Show each line that has the string "lucrările" in it.
----------------------------------------
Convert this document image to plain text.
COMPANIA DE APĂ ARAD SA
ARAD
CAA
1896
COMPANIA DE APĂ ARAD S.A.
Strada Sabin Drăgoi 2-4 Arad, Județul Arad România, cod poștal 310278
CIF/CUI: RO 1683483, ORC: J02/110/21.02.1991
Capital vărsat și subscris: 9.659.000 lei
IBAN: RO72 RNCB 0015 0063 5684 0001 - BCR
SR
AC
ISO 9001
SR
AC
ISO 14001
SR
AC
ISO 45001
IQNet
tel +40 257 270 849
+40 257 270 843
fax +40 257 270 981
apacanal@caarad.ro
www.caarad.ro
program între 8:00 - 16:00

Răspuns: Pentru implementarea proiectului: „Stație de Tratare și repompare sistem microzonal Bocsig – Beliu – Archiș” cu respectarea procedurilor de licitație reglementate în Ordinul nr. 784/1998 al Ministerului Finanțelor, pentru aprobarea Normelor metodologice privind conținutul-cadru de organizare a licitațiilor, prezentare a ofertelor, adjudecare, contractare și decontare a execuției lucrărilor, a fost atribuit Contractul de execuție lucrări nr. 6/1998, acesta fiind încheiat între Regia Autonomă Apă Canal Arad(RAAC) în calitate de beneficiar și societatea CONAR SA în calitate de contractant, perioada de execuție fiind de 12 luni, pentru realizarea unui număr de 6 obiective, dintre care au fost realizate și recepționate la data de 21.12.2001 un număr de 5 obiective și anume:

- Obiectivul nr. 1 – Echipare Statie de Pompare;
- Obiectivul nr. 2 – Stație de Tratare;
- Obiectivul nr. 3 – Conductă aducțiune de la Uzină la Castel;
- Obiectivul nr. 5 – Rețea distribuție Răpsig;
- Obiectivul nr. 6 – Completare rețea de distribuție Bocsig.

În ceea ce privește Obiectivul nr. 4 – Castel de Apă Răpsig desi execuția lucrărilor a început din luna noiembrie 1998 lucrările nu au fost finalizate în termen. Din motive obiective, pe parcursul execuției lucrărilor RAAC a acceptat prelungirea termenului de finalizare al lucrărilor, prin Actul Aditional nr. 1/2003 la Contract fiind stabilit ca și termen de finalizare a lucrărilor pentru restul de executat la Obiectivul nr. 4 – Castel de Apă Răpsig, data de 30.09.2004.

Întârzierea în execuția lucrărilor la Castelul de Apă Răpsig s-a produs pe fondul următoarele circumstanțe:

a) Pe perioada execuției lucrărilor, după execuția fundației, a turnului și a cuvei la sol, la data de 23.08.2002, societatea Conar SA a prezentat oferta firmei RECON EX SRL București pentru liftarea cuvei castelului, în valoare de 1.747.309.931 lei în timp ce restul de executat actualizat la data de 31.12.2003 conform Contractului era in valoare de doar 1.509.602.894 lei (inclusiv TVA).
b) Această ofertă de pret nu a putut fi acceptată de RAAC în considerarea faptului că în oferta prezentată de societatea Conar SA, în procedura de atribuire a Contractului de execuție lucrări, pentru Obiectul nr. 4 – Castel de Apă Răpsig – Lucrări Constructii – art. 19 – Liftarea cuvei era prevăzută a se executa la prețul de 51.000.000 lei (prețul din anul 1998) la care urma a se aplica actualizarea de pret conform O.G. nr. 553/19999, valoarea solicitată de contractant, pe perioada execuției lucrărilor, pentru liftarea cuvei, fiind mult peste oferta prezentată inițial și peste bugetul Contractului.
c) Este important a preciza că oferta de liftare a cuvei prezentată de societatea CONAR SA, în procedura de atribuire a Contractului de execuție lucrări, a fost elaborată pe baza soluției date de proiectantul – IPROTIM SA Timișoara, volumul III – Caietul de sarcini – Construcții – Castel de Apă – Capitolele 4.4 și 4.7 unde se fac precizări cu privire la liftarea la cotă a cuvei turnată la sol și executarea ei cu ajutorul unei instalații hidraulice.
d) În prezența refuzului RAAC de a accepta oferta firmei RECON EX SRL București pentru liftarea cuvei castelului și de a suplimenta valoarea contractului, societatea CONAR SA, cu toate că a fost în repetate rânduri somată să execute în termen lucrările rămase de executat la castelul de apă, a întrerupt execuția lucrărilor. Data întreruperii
----------------------------------------
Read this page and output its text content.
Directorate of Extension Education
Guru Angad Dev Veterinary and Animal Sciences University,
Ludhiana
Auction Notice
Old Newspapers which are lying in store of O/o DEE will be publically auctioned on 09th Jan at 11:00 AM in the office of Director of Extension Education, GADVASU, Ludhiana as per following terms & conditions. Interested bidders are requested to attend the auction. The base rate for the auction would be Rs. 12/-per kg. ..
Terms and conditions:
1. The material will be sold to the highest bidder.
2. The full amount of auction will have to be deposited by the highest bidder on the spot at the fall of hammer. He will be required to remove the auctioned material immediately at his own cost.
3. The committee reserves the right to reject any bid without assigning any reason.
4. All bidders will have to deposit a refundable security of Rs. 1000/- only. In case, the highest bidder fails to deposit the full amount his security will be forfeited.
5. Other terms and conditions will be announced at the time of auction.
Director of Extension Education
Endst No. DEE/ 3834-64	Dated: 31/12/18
----------------------------------------
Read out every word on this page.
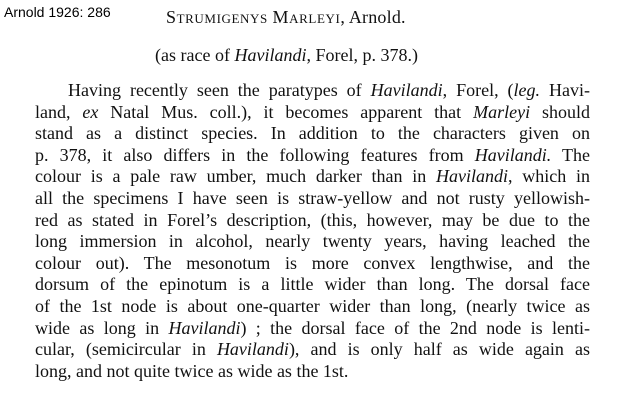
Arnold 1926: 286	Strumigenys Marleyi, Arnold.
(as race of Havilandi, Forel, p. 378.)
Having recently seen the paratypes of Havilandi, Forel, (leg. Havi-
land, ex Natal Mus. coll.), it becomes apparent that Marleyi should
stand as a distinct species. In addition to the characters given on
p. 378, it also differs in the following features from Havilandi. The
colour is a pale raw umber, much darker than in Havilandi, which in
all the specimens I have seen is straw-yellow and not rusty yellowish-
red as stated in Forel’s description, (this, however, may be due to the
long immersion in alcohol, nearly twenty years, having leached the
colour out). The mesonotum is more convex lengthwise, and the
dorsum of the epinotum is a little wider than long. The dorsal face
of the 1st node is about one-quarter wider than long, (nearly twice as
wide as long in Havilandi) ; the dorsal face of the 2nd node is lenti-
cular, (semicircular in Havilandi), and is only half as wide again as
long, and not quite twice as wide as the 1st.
----------------------------------------
*Result of this exercise:*
În ceea ce privește Obiectivul nr. 4 – Castel de Apă Răpsig desi execuția lucrărilor a început din luna noiembrie 1998 lucrările nu au fost finalizate în termen. Din motive obiective, pe parcursul execuției lucrărilor RAAC a acceptat prelungirea termenului de finalizare al lucrărilor, prin Actul Aditional nr. 1/2003 la Contract fiind stabilit ca și termen de finalizare a lucrărilor pentru restul de executat la Obiectivul nr. 4 – Castel de Apă Răpsig, data de 30.09.2004.
d) În prezența refuzului RAAC de a accepta oferta firmei RECON EX SRL București pentru liftarea cuvei castelului și de a suplimenta valoarea contractului, societatea CONAR SA, cu toate că a fost în repetate rânduri somată să execute în termen lucrările rămase de executat la castelul de apă, a întrerupt execuția lucrărilor. Data întreruperii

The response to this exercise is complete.